Set problem =
Would it be possible to write out each entry below exactly, without the pictures?

Stored records =
==================================================

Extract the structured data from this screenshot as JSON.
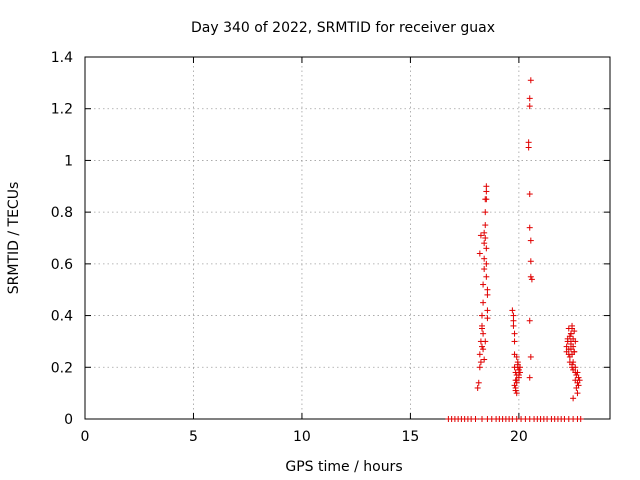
{
  "chart_data": {
    "type": "scatter",
    "title": "Day 340 of 2022, SRMTID for receiver guax",
    "xlabel": "GPS time / hours",
    "ylabel": "SRMTID / TECUs",
    "xlim": [
      0,
      24.2
    ],
    "ylim": [
      0,
      1.4
    ],
    "xticks": [
      0,
      5,
      10,
      15,
      20
    ],
    "xtick_labels": [
      "0",
      "5",
      "10",
      "15",
      "20"
    ],
    "yticks": [
      0,
      0.2,
      0.4,
      0.6,
      0.8,
      1.0,
      1.2,
      1.4
    ],
    "ytick_labels": [
      "0",
      "0.2",
      "0.4",
      "0.6",
      "0.8",
      "1",
      "1.2",
      "1.4"
    ],
    "grid": true,
    "marker": "+",
    "color": "#e00000",
    "series": [
      {
        "x": [
          16.75,
          16.9,
          17.05,
          17.2,
          17.35,
          17.5,
          17.65,
          17.8,
          18.0,
          18.3,
          18.55,
          18.75,
          18.95,
          19.1,
          19.25,
          19.4,
          19.55,
          19.7,
          19.9,
          20.1,
          20.3,
          20.5,
          20.7,
          20.85,
          21.0,
          21.15,
          21.3,
          21.5,
          21.65,
          21.8,
          21.95,
          22.1,
          22.3,
          22.5,
          22.7,
          22.85,
          18.1,
          18.15,
          18.2,
          18.2,
          18.25,
          18.25,
          18.3,
          18.3,
          18.3,
          18.35,
          18.35,
          18.35,
          18.4,
          18.4,
          18.4,
          18.4,
          18.45,
          18.45,
          18.45,
          18.45,
          18.5,
          18.5,
          18.5,
          18.5,
          18.55,
          18.55,
          18.3,
          18.35,
          18.4,
          18.45,
          18.2,
          18.25,
          18.5,
          18.5,
          18.55,
          18.55,
          19.7,
          19.75,
          19.75,
          19.8,
          19.8,
          19.8,
          19.85,
          19.85,
          19.85,
          19.9,
          19.9,
          19.9,
          19.95,
          19.95,
          20.0,
          20.0,
          20.05,
          20.05,
          19.8,
          19.85,
          19.9,
          19.95,
          20.0,
          19.75,
          19.8,
          19.9,
          20.45,
          20.45,
          20.5,
          20.5,
          20.5,
          20.5,
          20.55,
          20.55,
          20.55,
          20.6,
          20.5,
          20.55,
          22.2,
          22.25,
          22.3,
          22.3,
          22.35,
          22.35,
          22.4,
          22.4,
          22.4,
          22.45,
          22.45,
          22.45,
          22.5,
          22.5,
          22.5,
          22.55,
          22.55,
          22.6,
          22.6,
          22.65,
          22.65,
          22.7,
          22.7,
          22.75,
          22.75,
          22.8,
          22.35,
          22.4,
          22.45,
          22.5,
          22.55,
          22.6,
          22.3,
          22.4,
          22.5,
          22.6,
          22.7,
          22.2,
          22.25,
          22.45
        ],
        "y": [
          0,
          0,
          0,
          0,
          0,
          0,
          0,
          0,
          0,
          0,
          0,
          0,
          0,
          0,
          0,
          0,
          0,
          0,
          0,
          0,
          0,
          0,
          0,
          0,
          0,
          0,
          0,
          0,
          0,
          0,
          0,
          0,
          0,
          0,
          0,
          0,
          0.12,
          0.14,
          0.2,
          0.25,
          0.3,
          0.22,
          0.35,
          0.4,
          0.28,
          0.45,
          0.52,
          0.33,
          0.58,
          0.62,
          0.68,
          0.72,
          0.7,
          0.75,
          0.8,
          0.85,
          0.88,
          0.9,
          0.66,
          0.55,
          0.5,
          0.42,
          0.36,
          0.27,
          0.23,
          0.3,
          0.64,
          0.71,
          0.85,
          0.6,
          0.48,
          0.39,
          0.42,
          0.4,
          0.36,
          0.3,
          0.25,
          0.2,
          0.18,
          0.15,
          0.12,
          0.1,
          0.14,
          0.17,
          0.2,
          0.22,
          0.19,
          0.16,
          0.2,
          0.18,
          0.13,
          0.11,
          0.15,
          0.21,
          0.17,
          0.38,
          0.33,
          0.24,
          1.07,
          1.05,
          1.24,
          1.21,
          0.87,
          0.74,
          0.69,
          0.61,
          0.55,
          0.54,
          0.38,
          0.24,
          0.28,
          0.3,
          0.35,
          0.25,
          0.32,
          0.22,
          0.3,
          0.27,
          0.33,
          0.36,
          0.2,
          0.25,
          0.28,
          0.31,
          0.22,
          0.26,
          0.34,
          0.18,
          0.15,
          0.12,
          0.17,
          0.14,
          0.1,
          0.16,
          0.13,
          0.15,
          0.24,
          0.29,
          0.21,
          0.19,
          0.26,
          0.3,
          0.27,
          0.33,
          0.08,
          0.2,
          0.18,
          0.26,
          0.31,
          0.35
        ]
      }
    ],
    "extra_points": {
      "x": [
        20.55,
        20.5
      ],
      "y": [
        1.31,
        0.16
      ]
    }
  }
}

==================================================

Solution =
Extract the structured data from this screenshot as JSON.
{
  "chart_data": {
    "type": "scatter",
    "title": "Day 340 of 2022, SRMTID for receiver guax",
    "xlabel": "GPS time / hours",
    "ylabel": "SRMTID / TECUs",
    "xlim": [
      0,
      24.2
    ],
    "ylim": [
      0,
      1.4
    ],
    "xticks": [
      0,
      5,
      10,
      15,
      20
    ],
    "xtick_labels": [
      "0",
      "5",
      "10",
      "15",
      "20"
    ],
    "yticks": [
      0,
      0.2,
      0.4,
      0.6,
      0.8,
      1.0,
      1.2,
      1.4
    ],
    "ytick_labels": [
      "0",
      "0.2",
      "0.4",
      "0.6",
      "0.8",
      "1",
      "1.2",
      "1.4"
    ],
    "grid": true,
    "marker": "+",
    "color": "#e00000",
    "series": [
      {
        "x": [
          16.75,
          16.9,
          17.05,
          17.2,
          17.35,
          17.5,
          17.65,
          17.8,
          18.0,
          18.3,
          18.55,
          18.75,
          18.95,
          19.1,
          19.25,
          19.4,
          19.55,
          19.7,
          19.9,
          20.1,
          20.3,
          20.5,
          20.7,
          20.85,
          21.0,
          21.15,
          21.3,
          21.5,
          21.65,
          21.8,
          21.95,
          22.1,
          22.3,
          22.5,
          22.7,
          22.85,
          18.1,
          18.15,
          18.2,
          18.2,
          18.25,
          18.25,
          18.3,
          18.3,
          18.3,
          18.35,
          18.35,
          18.35,
          18.4,
          18.4,
          18.4,
          18.4,
          18.45,
          18.45,
          18.45,
          18.45,
          18.5,
          18.5,
          18.5,
          18.5,
          18.55,
          18.55,
          18.3,
          18.35,
          18.4,
          18.45,
          18.2,
          18.25,
          18.5,
          18.5,
          18.55,
          18.55,
          19.7,
          19.75,
          19.75,
          19.8,
          19.8,
          19.8,
          19.85,
          19.85,
          19.85,
          19.9,
          19.9,
          19.9,
          19.95,
          19.95,
          20.0,
          20.0,
          20.05,
          20.05,
          19.8,
          19.85,
          19.9,
          19.95,
          20.0,
          19.75,
          19.8,
          19.9,
          20.45,
          20.45,
          20.5,
          20.5,
          20.5,
          20.5,
          20.55,
          20.55,
          20.55,
          20.6,
          20.5,
          20.55,
          22.2,
          22.25,
          22.3,
          22.3,
          22.35,
          22.35,
          22.4,
          22.4,
          22.4,
          22.45,
          22.45,
          22.45,
          22.5,
          22.5,
          22.5,
          22.55,
          22.55,
          22.6,
          22.6,
          22.65,
          22.65,
          22.7,
          22.7,
          22.75,
          22.75,
          22.8,
          22.35,
          22.4,
          22.45,
          22.5,
          22.55,
          22.6,
          22.3,
          22.4,
          22.5,
          22.6,
          22.7,
          22.2,
          22.25,
          22.45
        ],
        "y": [
          0,
          0,
          0,
          0,
          0,
          0,
          0,
          0,
          0,
          0,
          0,
          0,
          0,
          0,
          0,
          0,
          0,
          0,
          0,
          0,
          0,
          0,
          0,
          0,
          0,
          0,
          0,
          0,
          0,
          0,
          0,
          0,
          0,
          0,
          0,
          0,
          0.12,
          0.14,
          0.2,
          0.25,
          0.3,
          0.22,
          0.35,
          0.4,
          0.28,
          0.45,
          0.52,
          0.33,
          0.58,
          0.62,
          0.68,
          0.72,
          0.7,
          0.75,
          0.8,
          0.85,
          0.88,
          0.9,
          0.66,
          0.55,
          0.5,
          0.42,
          0.36,
          0.27,
          0.23,
          0.3,
          0.64,
          0.71,
          0.85,
          0.6,
          0.48,
          0.39,
          0.42,
          0.4,
          0.36,
          0.3,
          0.25,
          0.2,
          0.18,
          0.15,
          0.12,
          0.1,
          0.14,
          0.17,
          0.2,
          0.22,
          0.19,
          0.16,
          0.2,
          0.18,
          0.13,
          0.11,
          0.15,
          0.21,
          0.17,
          0.38,
          0.33,
          0.24,
          1.07,
          1.05,
          1.24,
          1.21,
          0.87,
          0.74,
          0.69,
          0.61,
          0.55,
          0.54,
          0.38,
          0.24,
          0.28,
          0.3,
          0.35,
          0.25,
          0.32,
          0.22,
          0.3,
          0.27,
          0.33,
          0.36,
          0.2,
          0.25,
          0.28,
          0.31,
          0.22,
          0.26,
          0.34,
          0.18,
          0.15,
          0.12,
          0.17,
          0.14,
          0.1,
          0.16,
          0.13,
          0.15,
          0.24,
          0.29,
          0.21,
          0.19,
          0.26,
          0.3,
          0.27,
          0.33,
          0.08,
          0.2,
          0.18,
          0.26,
          0.31,
          0.35
        ]
      }
    ],
    "extra_points": {
      "x": [
        20.55,
        20.5
      ],
      "y": [
        1.31,
        0.16
      ]
    }
  }
}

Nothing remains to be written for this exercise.